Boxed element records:
..........
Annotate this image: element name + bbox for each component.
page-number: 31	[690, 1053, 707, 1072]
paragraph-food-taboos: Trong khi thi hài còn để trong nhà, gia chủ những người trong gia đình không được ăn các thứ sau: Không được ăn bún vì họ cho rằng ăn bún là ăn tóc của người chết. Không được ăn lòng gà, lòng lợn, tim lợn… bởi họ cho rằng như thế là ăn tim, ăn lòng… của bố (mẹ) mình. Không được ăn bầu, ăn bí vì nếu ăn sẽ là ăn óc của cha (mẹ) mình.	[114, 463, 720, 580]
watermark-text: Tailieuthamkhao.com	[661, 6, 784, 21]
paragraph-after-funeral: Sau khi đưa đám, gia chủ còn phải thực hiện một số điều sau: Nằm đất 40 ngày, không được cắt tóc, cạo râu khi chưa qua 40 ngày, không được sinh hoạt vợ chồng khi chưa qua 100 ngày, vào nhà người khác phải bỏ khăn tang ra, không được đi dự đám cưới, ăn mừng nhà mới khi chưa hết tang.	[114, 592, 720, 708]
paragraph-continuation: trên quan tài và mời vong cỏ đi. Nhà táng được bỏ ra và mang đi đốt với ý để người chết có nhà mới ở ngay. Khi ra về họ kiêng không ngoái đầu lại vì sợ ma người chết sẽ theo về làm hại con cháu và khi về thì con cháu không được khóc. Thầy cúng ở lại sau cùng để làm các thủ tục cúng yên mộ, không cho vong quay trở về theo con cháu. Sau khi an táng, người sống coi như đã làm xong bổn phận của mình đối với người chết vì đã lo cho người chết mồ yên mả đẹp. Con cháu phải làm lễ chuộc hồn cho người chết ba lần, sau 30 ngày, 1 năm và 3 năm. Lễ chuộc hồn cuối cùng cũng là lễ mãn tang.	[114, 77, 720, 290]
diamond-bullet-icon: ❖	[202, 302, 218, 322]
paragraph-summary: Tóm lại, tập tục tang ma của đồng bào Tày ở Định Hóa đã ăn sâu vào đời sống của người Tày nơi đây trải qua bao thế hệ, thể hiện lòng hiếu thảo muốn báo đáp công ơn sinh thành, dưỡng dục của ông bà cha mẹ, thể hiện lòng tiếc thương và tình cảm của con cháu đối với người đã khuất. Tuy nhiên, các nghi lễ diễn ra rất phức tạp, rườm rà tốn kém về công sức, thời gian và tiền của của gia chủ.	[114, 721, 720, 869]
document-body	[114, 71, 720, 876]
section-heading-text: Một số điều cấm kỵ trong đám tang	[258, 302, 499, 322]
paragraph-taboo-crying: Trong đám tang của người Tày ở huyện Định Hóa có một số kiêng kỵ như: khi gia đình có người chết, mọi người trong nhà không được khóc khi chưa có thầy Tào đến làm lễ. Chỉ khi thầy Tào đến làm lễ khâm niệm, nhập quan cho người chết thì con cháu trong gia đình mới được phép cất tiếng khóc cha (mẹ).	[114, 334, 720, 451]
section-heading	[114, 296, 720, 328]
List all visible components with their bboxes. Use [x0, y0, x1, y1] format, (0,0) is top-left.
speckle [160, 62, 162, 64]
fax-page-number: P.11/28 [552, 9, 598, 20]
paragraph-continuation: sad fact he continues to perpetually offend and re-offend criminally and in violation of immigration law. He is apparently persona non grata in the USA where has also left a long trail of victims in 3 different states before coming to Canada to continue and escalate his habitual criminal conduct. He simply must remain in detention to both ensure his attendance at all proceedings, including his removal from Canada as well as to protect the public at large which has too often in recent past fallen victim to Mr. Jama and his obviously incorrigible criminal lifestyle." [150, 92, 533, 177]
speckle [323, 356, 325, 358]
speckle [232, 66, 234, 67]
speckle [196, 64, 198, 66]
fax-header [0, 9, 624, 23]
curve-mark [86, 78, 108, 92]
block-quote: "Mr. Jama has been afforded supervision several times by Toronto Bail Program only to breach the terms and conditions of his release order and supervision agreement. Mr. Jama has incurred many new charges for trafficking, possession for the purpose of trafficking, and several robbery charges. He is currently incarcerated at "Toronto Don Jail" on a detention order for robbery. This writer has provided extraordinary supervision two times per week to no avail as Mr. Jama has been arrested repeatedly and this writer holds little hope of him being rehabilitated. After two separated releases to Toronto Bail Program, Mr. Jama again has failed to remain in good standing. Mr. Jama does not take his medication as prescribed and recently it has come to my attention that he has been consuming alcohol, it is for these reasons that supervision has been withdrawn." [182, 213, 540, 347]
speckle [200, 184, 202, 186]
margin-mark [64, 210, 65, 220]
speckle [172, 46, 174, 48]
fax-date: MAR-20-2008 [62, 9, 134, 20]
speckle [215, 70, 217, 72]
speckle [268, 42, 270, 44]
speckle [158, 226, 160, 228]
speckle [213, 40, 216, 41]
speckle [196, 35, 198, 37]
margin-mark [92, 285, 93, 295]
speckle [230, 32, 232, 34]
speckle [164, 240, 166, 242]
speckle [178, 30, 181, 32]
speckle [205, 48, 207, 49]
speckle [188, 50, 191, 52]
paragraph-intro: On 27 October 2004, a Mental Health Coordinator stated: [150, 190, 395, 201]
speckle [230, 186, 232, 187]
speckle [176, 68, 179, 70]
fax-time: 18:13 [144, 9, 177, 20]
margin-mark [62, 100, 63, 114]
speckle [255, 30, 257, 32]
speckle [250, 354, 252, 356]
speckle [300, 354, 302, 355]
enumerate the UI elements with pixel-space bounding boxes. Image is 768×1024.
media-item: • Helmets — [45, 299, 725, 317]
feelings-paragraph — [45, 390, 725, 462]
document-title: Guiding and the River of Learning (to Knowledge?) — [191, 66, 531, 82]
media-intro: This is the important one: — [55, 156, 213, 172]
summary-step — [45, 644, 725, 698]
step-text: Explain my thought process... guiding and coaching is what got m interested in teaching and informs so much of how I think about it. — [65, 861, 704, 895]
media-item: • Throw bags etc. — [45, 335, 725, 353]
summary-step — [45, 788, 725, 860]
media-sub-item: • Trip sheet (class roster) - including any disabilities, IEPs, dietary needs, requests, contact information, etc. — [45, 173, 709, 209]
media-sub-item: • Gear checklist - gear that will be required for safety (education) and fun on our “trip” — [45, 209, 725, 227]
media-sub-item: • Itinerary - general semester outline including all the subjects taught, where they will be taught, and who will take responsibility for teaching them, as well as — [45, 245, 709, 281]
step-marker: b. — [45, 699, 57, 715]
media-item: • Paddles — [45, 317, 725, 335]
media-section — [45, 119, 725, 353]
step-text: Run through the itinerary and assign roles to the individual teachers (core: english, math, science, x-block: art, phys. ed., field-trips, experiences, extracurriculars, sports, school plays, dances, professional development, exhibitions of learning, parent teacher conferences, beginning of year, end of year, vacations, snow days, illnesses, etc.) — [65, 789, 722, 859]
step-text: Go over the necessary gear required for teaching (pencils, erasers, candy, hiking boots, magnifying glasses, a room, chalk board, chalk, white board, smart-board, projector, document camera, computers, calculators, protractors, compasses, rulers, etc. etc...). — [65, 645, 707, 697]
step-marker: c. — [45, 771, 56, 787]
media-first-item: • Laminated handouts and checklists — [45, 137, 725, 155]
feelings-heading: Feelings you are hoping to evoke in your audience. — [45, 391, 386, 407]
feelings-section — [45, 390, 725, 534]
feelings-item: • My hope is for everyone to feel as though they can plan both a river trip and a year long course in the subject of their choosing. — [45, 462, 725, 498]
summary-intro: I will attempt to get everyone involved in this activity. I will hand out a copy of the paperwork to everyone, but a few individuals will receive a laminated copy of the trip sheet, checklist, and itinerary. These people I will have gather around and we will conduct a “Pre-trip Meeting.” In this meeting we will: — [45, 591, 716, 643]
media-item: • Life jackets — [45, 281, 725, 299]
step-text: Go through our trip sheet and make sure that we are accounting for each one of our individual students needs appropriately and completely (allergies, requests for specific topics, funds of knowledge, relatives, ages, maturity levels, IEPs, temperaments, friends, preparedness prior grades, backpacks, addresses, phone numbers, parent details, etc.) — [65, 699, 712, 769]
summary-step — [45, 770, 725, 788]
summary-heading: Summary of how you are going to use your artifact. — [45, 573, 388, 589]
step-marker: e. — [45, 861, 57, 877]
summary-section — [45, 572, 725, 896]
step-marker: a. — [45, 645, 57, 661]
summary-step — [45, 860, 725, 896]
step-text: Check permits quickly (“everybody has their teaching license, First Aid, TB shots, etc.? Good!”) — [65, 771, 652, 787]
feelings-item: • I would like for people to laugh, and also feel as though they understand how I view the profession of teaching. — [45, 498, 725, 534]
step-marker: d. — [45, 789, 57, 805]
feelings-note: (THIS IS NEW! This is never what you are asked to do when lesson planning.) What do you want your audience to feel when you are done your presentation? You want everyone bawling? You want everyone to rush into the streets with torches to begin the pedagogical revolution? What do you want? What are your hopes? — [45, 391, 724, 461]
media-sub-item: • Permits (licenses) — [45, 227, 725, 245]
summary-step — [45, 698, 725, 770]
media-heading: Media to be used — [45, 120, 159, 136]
..........
Copy out the records verbatim, from the start through the line containing "6, 784, 21]", including both ends.

■ **SOLUTION FOR THIS PROBLEM**
Annotate this image: element name + bbox for each component.
page-number: 31	[690, 1053, 707, 1072]
paragraph-food-taboos: Trong khi thi hài còn để trong nhà, gia chủ những người trong gia đình không được ăn các thứ sau: Không được ăn bún vì họ cho rằng ăn bún là ăn tóc của người chết. Không được ăn lòng gà, lòng lợn, tim lợn… bởi họ cho rằng như thế là ăn tim, ăn lòng… của bố (mẹ) mình. Không được ăn bầu, ăn bí vì nếu ăn sẽ là ăn óc của cha (mẹ) mình.	[114, 463, 720, 580]
watermark-text: Tailieuthamkhao.com	[661, 6, 784, 21]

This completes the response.